---------- Material for this exercise ----------
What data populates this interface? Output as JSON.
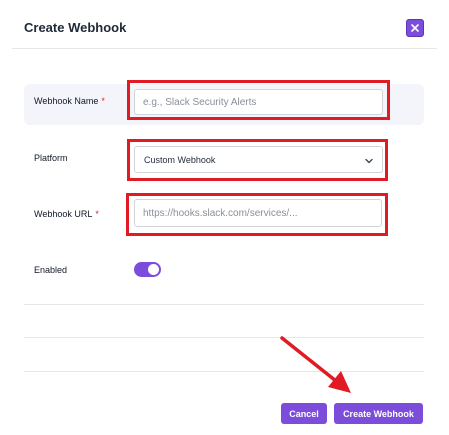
{
  "dialog": {
    "title": "Create Webhook"
  },
  "form": {
    "webhook_name": {
      "label": "Webhook Name",
      "required_mark": "*",
      "value": "",
      "placeholder": "e.g., Slack Security Alerts"
    },
    "platform": {
      "label": "Platform",
      "selected": "Custom Webhook"
    },
    "webhook_url": {
      "label": "Webhook URL",
      "required_mark": "*",
      "value": "",
      "placeholder": "https://hooks.slack.com/services/..."
    },
    "enabled": {
      "label": "Enabled",
      "checked": true
    }
  },
  "footer": {
    "cancel_label": "Cancel",
    "create_label": "Create Webhook"
  },
  "icons": {
    "close": "close-icon",
    "dropdown": "chevron-down-icon"
  },
  "colors": {
    "accent": "#7c4ddb",
    "annotation": "#e01b24",
    "required": "#dc2626"
  }
}
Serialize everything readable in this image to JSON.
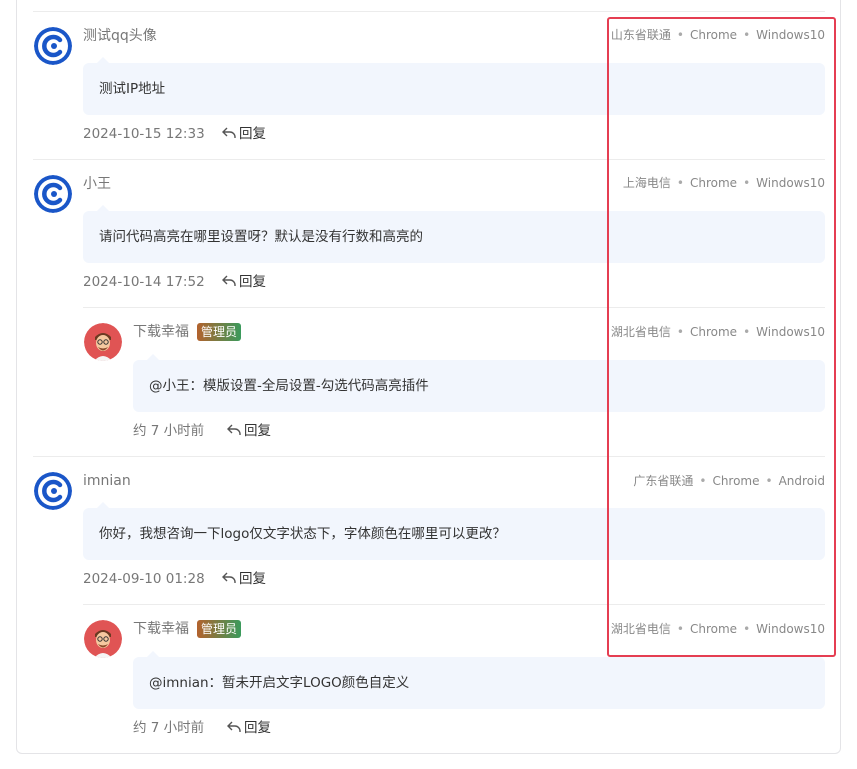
{
  "reply_label": "回复",
  "separator": "•",
  "comments": [
    {
      "name": "测试qq头像",
      "meta": [
        "山东省联通",
        "Chrome",
        "Windows10"
      ],
      "content": "测试IP地址",
      "time": "2024-10-15 12:33"
    },
    {
      "name": "小王",
      "meta": [
        "上海电信",
        "Chrome",
        "Windows10"
      ],
      "content": "请问代码高亮在哪里设置呀？默认是没有行数和高亮的",
      "time": "2024-10-14 17:52",
      "reply": {
        "name": "下载幸福",
        "badge": "管理员",
        "meta": [
          "湖北省电信",
          "Chrome",
          "Windows10"
        ],
        "content": "@小王：模版设置-全局设置-勾选代码高亮插件",
        "time": "约 7 小时前"
      }
    },
    {
      "name": "imnian",
      "meta": [
        "广东省联通",
        "Chrome",
        "Android"
      ],
      "content": "你好，我想咨询一下logo仅文字状态下，字体颜色在哪里可以更改？",
      "time": "2024-09-10 01:28",
      "reply": {
        "name": "下载幸福",
        "badge": "管理员",
        "meta": [
          "湖北省电信",
          "Chrome",
          "Windows10"
        ],
        "content": "@imnian：暂未开启文字LOGO颜色自定义",
        "time": "约 7 小时前"
      }
    }
  ],
  "colors": {
    "bubble_bg": "#f2f6fd",
    "highlight_border": "#e53e52",
    "avatar_blue": "#1a56c8",
    "avatar_red": "#e05454"
  }
}
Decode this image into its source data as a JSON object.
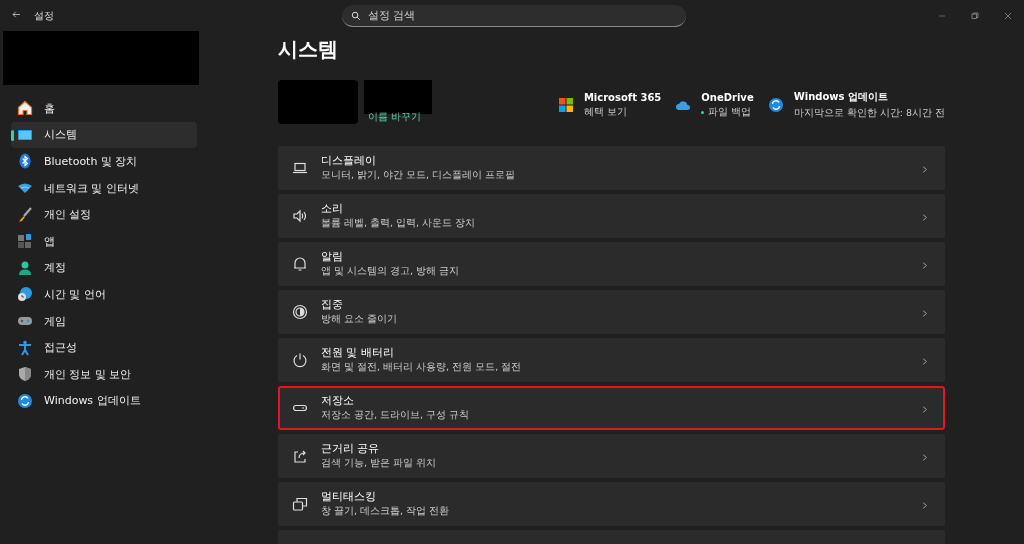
{
  "window": {
    "title": "설정"
  },
  "search": {
    "placeholder": "설정 검색"
  },
  "sidebar": {
    "items": [
      {
        "label": "홈",
        "kind": "home",
        "selected": false
      },
      {
        "label": "시스템",
        "kind": "system",
        "selected": true
      },
      {
        "label": "Bluetooth 및 장치",
        "kind": "bluetooth",
        "selected": false
      },
      {
        "label": "네트워크 및 인터넷",
        "kind": "network",
        "selected": false
      },
      {
        "label": "개인 설정",
        "kind": "brush",
        "selected": false
      },
      {
        "label": "앱",
        "kind": "apps",
        "selected": false
      },
      {
        "label": "계정",
        "kind": "account",
        "selected": false
      },
      {
        "label": "시간 및 언어",
        "kind": "time",
        "selected": false
      },
      {
        "label": "게임",
        "kind": "game",
        "selected": false
      },
      {
        "label": "접근성",
        "kind": "access",
        "selected": false
      },
      {
        "label": "개인 정보 및 보안",
        "kind": "shield",
        "selected": false
      },
      {
        "label": "Windows 업데이트",
        "kind": "update",
        "selected": false
      }
    ]
  },
  "page": {
    "title": "시스템",
    "rename_link": "이름 바꾸기"
  },
  "services": [
    {
      "kind": "m365",
      "title": "Microsoft 365",
      "subtitle": "혜택 보기",
      "dot": false
    },
    {
      "kind": "onedrive",
      "title": "OneDrive",
      "subtitle": "파일 백업",
      "dot": true
    },
    {
      "kind": "update",
      "title": "Windows 업데이트",
      "subtitle": "마지막으로 확인한 시간: 8시간 전",
      "dot": false
    }
  ],
  "settings": [
    {
      "kind": "display",
      "title": "디스플레이",
      "subtitle": "모니터, 밝기, 야간 모드, 디스플레이 프로필",
      "highlighted": false
    },
    {
      "kind": "sound",
      "title": "소리",
      "subtitle": "볼륨 레벨, 출력, 입력, 사운드 장치",
      "highlighted": false
    },
    {
      "kind": "bell",
      "title": "알림",
      "subtitle": "앱 및 시스템의 경고, 방해 금지",
      "highlighted": false
    },
    {
      "kind": "focus",
      "title": "집중",
      "subtitle": "방해 요소 줄이기",
      "highlighted": false
    },
    {
      "kind": "power",
      "title": "전원 및 배터리",
      "subtitle": "화면 및 절전, 배터리 사용량, 전원 모드, 절전",
      "highlighted": false
    },
    {
      "kind": "storage",
      "title": "저장소",
      "subtitle": "저장소 공간, 드라이브, 구성 규칙",
      "highlighted": true
    },
    {
      "kind": "share",
      "title": "근거리 공유",
      "subtitle": "검색 기능, 받은 파일 위치",
      "highlighted": false
    },
    {
      "kind": "multitask",
      "title": "멀티태스킹",
      "subtitle": "창 끌기, 데스크톱, 작업 전환",
      "highlighted": false
    }
  ]
}
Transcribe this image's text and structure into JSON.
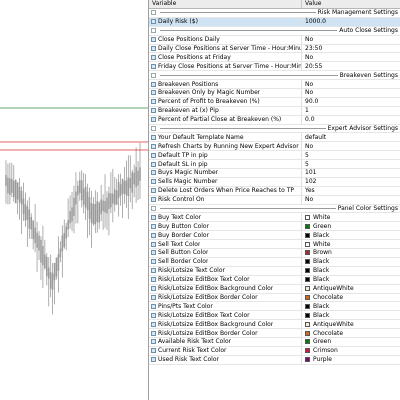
{
  "header": {
    "variable": "Variable",
    "value": "Value"
  },
  "rows": [
    {
      "type": "section",
      "title": "Risk Management Settings"
    },
    {
      "type": "param",
      "name": "Daily Risk ($)",
      "value": "1000.0"
    },
    {
      "type": "section",
      "title": "Auto Close Settings"
    },
    {
      "type": "param",
      "name": "Close Positions Daily",
      "value": "No"
    },
    {
      "type": "param",
      "name": "Daily Close Positions at Server Time - Hour:Minute",
      "value": "23:50"
    },
    {
      "type": "param",
      "name": "Close Positions at Friday",
      "value": "No"
    },
    {
      "type": "param",
      "name": "Friday Close Positions at Server Time - Hour:Minute",
      "value": "20:55"
    },
    {
      "type": "section",
      "title": "Breakeven Settings"
    },
    {
      "type": "param",
      "name": "Breakeven Positions",
      "value": "No"
    },
    {
      "type": "param",
      "name": "Breakeven Only by Magic Number",
      "value": "No"
    },
    {
      "type": "param",
      "name": "Percent of Profit to Breakeven (%)",
      "value": "90.0"
    },
    {
      "type": "param",
      "name": "Breakeven at (x) Pip",
      "value": "1"
    },
    {
      "type": "param",
      "name": "Percent of Partial Close at Breakeven (%)",
      "value": "0.0"
    },
    {
      "type": "section",
      "title": "Expert Advisor Settings"
    },
    {
      "type": "param",
      "name": "Your Default Template Name",
      "value": "default"
    },
    {
      "type": "param",
      "name": "Refresh Charts by Running New Expert Advisor",
      "value": "No"
    },
    {
      "type": "param",
      "name": "Default TP in pip",
      "value": "5"
    },
    {
      "type": "param",
      "name": "Default SL in pip",
      "value": "5"
    },
    {
      "type": "param",
      "name": "Buys Magic Number",
      "value": "101"
    },
    {
      "type": "param",
      "name": "Sells Magic Number",
      "value": "102"
    },
    {
      "type": "param",
      "name": "Delete Lost Orders When Price Reaches to TP",
      "value": "Yes"
    },
    {
      "type": "param",
      "name": "Risk Control On",
      "value": "No"
    },
    {
      "type": "section",
      "title": "Panel Color Settings"
    },
    {
      "type": "param",
      "name": "Buy Text Color",
      "value": "White",
      "color": "#ffffff"
    },
    {
      "type": "param",
      "name": "Buy Button Color",
      "value": "Green",
      "color": "#008000"
    },
    {
      "type": "param",
      "name": "Buy Border Color",
      "value": "Black",
      "color": "#000000"
    },
    {
      "type": "param",
      "name": "Sell Text Color",
      "value": "White",
      "color": "#ffffff"
    },
    {
      "type": "param",
      "name": "Sell Button Color",
      "value": "Brown",
      "color": "#a52a2a"
    },
    {
      "type": "param",
      "name": "Sell Border Color",
      "value": "Black",
      "color": "#000000"
    },
    {
      "type": "param",
      "name": "Risk/Lotsize Text Color",
      "value": "Black",
      "color": "#000000"
    },
    {
      "type": "param",
      "name": "Risk/Lotsize EditBox Text Color",
      "value": "Black",
      "color": "#000000"
    },
    {
      "type": "param",
      "name": "Risk/Lotsize EditBox Background Color",
      "value": "AntiqueWhite",
      "color": "#faebd7"
    },
    {
      "type": "param",
      "name": "Risk/Lotsize EditBox Border Color",
      "value": "Chocolate",
      "color": "#d2691e"
    },
    {
      "type": "param",
      "name": "Pins/Pts Text Color",
      "value": "Black",
      "color": "#000000"
    },
    {
      "type": "param",
      "name": "Risk/Lotsize EditBox Text Color",
      "value": "Black",
      "color": "#000000"
    },
    {
      "type": "param",
      "name": "Risk/Lotsize EditBox Background Color",
      "value": "AntiqueWhite",
      "color": "#faebd7"
    },
    {
      "type": "param",
      "name": "Risk/Lotsize EditBox Border Color",
      "value": "Chocolate",
      "color": "#d2691e"
    },
    {
      "type": "param",
      "name": "Available Risk Text Color",
      "value": "Green",
      "color": "#008000"
    },
    {
      "type": "param",
      "name": "Current Risk Text Color",
      "value": "Crimson",
      "color": "#dc143c"
    },
    {
      "type": "param",
      "name": "Used Risk Text Color",
      "value": "Purple",
      "color": "#800080"
    }
  ],
  "chart": {
    "colors": {
      "candle": "#9a9a9a",
      "level_green": "#2e8b3a",
      "level_red": "#e03030",
      "grid": "#d0d0d0"
    },
    "levels": [
      {
        "color": "green",
        "price_rank": 0.27
      },
      {
        "color": "red",
        "price_rank": 0.355
      },
      {
        "color": "red",
        "price_rank": 0.375
      }
    ]
  }
}
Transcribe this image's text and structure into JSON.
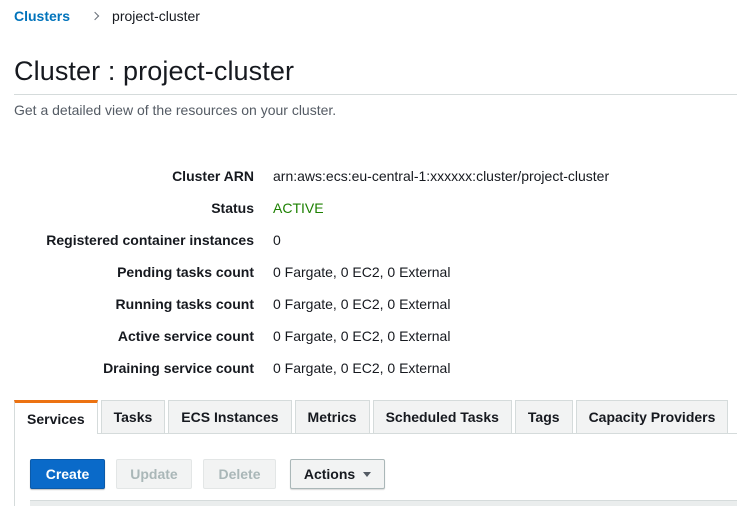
{
  "breadcrumb": {
    "parent_label": "Clusters",
    "current_label": "project-cluster"
  },
  "page": {
    "title": "Cluster : project-cluster",
    "subtitle": "Get a detailed view of the resources on your cluster."
  },
  "details": [
    {
      "label": "Cluster ARN",
      "value": "arn:aws:ecs:eu-central-1:xxxxxx:cluster/project-cluster"
    },
    {
      "label": "Status",
      "value": "ACTIVE"
    },
    {
      "label": "Registered container instances",
      "value": "0"
    },
    {
      "label": "Pending tasks count",
      "value": "0 Fargate, 0 EC2, 0 External"
    },
    {
      "label": "Running tasks count",
      "value": "0 Fargate, 0 EC2, 0 External"
    },
    {
      "label": "Active service count",
      "value": "0 Fargate, 0 EC2, 0 External"
    },
    {
      "label": "Draining service count",
      "value": "0 Fargate, 0 EC2, 0 External"
    }
  ],
  "tabs": [
    {
      "label": "Services",
      "selected": true
    },
    {
      "label": "Tasks"
    },
    {
      "label": "ECS Instances"
    },
    {
      "label": "Metrics"
    },
    {
      "label": "Scheduled Tasks"
    },
    {
      "label": "Tags"
    },
    {
      "label": "Capacity Providers"
    }
  ],
  "toolbar": {
    "create_label": "Create",
    "update_label": "Update",
    "delete_label": "Delete",
    "actions_label": "Actions"
  },
  "colors": {
    "link": "#0073bb",
    "status_active": "#1d8102",
    "primary_button": "#0a6ac9",
    "selected_tab_accent": "#ec7211"
  },
  "icons": {
    "breadcrumb_separator": "chevron-right-icon",
    "actions_dropdown": "caret-down-icon"
  }
}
----------
Task prompt:
Look through the entries above and report each line where the string "Daily" occurs.

Response to the task:
      "name": "Daily Risk ($)",
      "name": "Close Positions Daily",
      "name": "Daily Close Positions at Server Time - Hour:Minute",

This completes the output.